WORK TO COMPLETE: Pull out every line with the word "text".

*** DATA SHOWN

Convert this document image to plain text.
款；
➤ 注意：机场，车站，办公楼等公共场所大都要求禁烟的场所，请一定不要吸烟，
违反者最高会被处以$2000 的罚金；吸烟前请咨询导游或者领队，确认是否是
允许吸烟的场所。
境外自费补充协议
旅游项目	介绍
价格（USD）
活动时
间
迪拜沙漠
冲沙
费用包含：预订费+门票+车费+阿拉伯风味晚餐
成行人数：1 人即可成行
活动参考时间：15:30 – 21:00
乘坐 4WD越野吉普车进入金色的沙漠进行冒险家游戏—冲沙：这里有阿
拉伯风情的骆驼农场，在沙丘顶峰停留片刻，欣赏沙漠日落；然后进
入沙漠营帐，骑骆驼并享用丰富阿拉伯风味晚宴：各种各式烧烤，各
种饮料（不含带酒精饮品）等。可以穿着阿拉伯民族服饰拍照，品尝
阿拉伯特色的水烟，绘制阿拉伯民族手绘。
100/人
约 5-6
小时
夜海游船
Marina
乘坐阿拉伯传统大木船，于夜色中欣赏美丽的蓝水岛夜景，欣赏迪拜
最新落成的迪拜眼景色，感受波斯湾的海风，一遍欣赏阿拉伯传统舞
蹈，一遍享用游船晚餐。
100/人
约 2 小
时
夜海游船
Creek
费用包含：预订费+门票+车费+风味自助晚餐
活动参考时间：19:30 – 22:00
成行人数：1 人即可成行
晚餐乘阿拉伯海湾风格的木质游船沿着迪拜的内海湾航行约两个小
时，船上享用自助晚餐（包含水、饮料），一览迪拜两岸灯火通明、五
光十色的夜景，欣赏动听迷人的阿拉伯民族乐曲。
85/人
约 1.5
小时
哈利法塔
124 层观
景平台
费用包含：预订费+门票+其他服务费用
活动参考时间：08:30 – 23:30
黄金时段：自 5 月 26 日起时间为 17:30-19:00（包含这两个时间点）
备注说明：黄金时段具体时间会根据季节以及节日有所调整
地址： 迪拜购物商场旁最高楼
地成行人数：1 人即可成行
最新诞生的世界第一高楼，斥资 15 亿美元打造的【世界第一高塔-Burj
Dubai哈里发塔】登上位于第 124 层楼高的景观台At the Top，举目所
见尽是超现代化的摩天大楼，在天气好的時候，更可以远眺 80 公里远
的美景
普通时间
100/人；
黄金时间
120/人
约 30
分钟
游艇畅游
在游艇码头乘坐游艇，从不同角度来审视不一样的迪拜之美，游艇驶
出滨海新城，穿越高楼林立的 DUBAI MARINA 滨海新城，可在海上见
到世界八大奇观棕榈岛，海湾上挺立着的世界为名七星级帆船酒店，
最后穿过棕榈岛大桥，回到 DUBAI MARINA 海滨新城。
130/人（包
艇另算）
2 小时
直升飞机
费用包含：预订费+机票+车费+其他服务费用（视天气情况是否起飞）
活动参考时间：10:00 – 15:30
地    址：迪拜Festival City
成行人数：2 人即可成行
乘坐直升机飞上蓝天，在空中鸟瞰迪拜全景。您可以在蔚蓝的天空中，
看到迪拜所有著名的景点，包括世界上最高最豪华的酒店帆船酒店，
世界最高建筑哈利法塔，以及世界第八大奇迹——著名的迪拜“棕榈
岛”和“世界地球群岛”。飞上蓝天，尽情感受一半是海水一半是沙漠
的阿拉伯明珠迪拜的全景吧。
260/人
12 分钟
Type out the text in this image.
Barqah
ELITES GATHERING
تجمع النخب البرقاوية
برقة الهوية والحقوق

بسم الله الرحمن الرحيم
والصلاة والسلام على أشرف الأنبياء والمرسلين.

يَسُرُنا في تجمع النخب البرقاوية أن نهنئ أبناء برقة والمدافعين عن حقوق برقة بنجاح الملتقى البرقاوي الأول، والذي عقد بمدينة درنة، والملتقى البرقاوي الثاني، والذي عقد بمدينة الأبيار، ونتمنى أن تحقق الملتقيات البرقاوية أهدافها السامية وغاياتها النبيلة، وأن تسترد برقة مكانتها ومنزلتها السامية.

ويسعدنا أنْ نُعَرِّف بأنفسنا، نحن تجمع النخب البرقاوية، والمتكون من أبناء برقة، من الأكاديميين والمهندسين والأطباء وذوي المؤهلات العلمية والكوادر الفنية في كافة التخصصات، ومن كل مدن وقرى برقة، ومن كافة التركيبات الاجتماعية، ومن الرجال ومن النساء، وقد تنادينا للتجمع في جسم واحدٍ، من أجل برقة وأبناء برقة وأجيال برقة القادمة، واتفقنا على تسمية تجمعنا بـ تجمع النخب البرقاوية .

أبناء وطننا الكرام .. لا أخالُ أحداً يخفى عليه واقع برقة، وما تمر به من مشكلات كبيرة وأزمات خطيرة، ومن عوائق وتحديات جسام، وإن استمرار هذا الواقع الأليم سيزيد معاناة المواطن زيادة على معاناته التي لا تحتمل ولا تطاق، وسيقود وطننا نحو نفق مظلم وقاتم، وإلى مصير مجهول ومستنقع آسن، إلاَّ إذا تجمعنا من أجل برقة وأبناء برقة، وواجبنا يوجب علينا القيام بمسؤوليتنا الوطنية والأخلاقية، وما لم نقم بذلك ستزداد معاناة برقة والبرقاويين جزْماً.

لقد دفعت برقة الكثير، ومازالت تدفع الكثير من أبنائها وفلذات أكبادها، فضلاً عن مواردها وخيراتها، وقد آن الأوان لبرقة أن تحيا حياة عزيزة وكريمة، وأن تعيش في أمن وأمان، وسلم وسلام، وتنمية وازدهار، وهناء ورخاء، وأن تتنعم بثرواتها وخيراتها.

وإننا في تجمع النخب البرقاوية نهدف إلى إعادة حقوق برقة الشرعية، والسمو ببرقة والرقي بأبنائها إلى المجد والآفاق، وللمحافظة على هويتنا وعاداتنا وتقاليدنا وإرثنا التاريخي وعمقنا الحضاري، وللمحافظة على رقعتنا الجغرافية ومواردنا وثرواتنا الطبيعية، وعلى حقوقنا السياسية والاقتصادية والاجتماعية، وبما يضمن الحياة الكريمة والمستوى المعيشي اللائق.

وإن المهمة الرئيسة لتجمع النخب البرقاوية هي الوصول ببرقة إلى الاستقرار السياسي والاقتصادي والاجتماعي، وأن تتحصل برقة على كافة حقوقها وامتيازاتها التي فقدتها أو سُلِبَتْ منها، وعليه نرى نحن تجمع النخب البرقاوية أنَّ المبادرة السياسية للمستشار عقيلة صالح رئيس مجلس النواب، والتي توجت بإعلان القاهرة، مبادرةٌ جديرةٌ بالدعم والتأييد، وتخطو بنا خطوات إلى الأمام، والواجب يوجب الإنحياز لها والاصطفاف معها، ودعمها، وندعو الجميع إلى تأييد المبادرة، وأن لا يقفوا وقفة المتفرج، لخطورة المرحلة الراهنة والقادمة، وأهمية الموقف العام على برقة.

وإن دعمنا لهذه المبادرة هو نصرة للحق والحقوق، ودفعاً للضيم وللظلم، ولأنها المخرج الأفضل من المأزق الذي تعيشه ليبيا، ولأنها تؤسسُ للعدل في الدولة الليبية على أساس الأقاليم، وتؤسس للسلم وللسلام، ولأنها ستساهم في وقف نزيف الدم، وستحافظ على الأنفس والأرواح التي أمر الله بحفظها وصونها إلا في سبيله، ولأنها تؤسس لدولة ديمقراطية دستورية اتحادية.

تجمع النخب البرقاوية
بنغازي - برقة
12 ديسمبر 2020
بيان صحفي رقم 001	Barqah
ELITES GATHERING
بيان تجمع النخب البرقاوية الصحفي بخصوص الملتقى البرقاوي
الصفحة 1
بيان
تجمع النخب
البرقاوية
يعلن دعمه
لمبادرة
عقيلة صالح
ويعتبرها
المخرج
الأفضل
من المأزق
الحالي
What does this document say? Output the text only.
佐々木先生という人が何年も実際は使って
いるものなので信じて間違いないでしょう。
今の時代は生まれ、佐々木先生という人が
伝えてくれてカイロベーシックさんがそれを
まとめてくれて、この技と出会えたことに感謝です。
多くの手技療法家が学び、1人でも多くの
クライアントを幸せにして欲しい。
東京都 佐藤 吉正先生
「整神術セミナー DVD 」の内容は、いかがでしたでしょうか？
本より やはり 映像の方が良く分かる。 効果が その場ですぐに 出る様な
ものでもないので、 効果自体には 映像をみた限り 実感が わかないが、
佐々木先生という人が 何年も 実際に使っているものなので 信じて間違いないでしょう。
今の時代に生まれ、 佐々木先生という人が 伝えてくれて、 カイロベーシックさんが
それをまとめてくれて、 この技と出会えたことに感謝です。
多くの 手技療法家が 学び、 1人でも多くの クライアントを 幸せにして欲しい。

******

RESULT OF THIS TASK:
Convert this document image to plain text.
Type out the text in this image.
What does this document say? Output the text only.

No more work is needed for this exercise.